_Goal of the exercise_: From the start of the records up to and including the line with "connect-caption: Connect [115, 355, 138, 361]", write the lines out again with "home-button" replaced by "home-key" and nothing else changed.

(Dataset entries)
^^^^

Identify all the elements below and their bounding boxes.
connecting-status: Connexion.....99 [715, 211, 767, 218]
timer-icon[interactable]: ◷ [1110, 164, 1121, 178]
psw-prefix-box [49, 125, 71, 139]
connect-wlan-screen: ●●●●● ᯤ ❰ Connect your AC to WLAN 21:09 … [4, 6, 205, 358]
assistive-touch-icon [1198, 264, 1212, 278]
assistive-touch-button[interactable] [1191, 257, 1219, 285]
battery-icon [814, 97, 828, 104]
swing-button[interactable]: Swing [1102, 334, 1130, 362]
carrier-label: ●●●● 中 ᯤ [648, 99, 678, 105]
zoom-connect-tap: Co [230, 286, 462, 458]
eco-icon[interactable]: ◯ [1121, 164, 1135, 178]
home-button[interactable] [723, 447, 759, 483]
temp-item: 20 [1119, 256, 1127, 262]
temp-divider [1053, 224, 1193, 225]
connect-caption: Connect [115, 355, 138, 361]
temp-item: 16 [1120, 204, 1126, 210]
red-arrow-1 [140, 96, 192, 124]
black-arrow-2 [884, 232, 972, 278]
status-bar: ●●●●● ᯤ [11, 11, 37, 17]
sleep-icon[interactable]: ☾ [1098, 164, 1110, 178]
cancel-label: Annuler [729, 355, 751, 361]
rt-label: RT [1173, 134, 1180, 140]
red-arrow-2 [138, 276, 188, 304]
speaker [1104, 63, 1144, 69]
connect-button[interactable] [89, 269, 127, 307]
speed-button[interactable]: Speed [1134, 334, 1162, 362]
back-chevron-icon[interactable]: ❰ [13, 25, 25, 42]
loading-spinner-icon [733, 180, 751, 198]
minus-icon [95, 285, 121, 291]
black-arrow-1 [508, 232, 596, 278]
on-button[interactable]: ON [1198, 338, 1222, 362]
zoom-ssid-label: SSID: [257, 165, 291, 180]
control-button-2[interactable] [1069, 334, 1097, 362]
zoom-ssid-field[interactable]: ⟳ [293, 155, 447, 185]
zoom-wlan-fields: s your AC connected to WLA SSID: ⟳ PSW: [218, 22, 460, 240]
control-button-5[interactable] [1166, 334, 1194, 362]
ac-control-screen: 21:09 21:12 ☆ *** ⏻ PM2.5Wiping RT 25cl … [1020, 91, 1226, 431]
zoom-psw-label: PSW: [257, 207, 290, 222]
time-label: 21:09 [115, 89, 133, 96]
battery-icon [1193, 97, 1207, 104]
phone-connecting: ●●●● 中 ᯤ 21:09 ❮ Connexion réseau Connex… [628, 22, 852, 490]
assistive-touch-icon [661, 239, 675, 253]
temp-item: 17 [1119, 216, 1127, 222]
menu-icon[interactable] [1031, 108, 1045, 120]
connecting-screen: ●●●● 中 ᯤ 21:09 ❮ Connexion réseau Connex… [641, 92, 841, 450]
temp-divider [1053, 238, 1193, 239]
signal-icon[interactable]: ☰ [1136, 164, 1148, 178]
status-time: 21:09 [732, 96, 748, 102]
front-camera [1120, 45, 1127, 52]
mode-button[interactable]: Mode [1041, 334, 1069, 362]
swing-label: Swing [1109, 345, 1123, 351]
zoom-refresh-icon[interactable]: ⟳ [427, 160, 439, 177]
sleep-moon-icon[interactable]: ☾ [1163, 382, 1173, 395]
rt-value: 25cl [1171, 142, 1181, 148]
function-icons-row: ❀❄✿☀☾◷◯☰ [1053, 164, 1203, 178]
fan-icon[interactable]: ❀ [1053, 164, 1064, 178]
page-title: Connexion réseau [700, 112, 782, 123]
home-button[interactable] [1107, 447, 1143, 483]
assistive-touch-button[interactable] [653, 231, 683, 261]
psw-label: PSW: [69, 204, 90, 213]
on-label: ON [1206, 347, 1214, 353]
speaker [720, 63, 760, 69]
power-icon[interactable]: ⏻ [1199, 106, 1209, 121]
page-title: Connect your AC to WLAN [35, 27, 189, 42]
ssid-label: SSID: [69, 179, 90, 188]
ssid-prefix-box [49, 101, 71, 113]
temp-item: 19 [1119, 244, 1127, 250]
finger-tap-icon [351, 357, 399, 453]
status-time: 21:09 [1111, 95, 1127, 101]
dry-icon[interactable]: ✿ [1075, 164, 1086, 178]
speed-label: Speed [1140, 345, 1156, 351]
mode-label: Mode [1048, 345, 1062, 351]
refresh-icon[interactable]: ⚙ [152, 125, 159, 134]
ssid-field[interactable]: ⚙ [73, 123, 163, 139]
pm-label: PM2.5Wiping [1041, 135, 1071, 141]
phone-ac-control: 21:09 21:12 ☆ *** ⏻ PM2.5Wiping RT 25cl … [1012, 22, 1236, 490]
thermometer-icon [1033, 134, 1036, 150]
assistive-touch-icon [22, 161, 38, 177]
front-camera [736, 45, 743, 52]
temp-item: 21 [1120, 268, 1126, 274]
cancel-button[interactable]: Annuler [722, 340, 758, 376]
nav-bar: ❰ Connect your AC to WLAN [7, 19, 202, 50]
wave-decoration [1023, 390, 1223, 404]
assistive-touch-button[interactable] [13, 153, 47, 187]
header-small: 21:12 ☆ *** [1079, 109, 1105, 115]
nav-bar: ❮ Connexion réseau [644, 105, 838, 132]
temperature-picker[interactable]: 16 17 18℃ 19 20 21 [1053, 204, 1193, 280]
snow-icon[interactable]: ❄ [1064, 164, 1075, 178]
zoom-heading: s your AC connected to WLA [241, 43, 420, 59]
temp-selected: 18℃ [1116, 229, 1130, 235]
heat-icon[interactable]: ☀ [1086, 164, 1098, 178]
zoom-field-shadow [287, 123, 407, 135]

^^^^

_Output_:
Identify all the elements below and their bounding boxes.
connecting-status: Connexion.....99 [715, 211, 767, 218]
timer-icon[interactable]: ◷ [1110, 164, 1121, 178]
psw-prefix-box [49, 125, 71, 139]
connect-wlan-screen: ●●●●● ᯤ ❰ Connect your AC to WLAN 21:09 … [4, 6, 205, 358]
assistive-touch-icon [1198, 264, 1212, 278]
assistive-touch-button[interactable] [1191, 257, 1219, 285]
battery-icon [814, 97, 828, 104]
swing-button[interactable]: Swing [1102, 334, 1130, 362]
carrier-label: ●●●● 中 ᯤ [648, 99, 678, 105]
zoom-connect-tap: Co [230, 286, 462, 458]
eco-icon[interactable]: ◯ [1121, 164, 1135, 178]
home-key[interactable] [723, 447, 759, 483]
temp-item: 20 [1119, 256, 1127, 262]
temp-divider [1053, 224, 1193, 225]
connect-caption: Connect [115, 355, 138, 361]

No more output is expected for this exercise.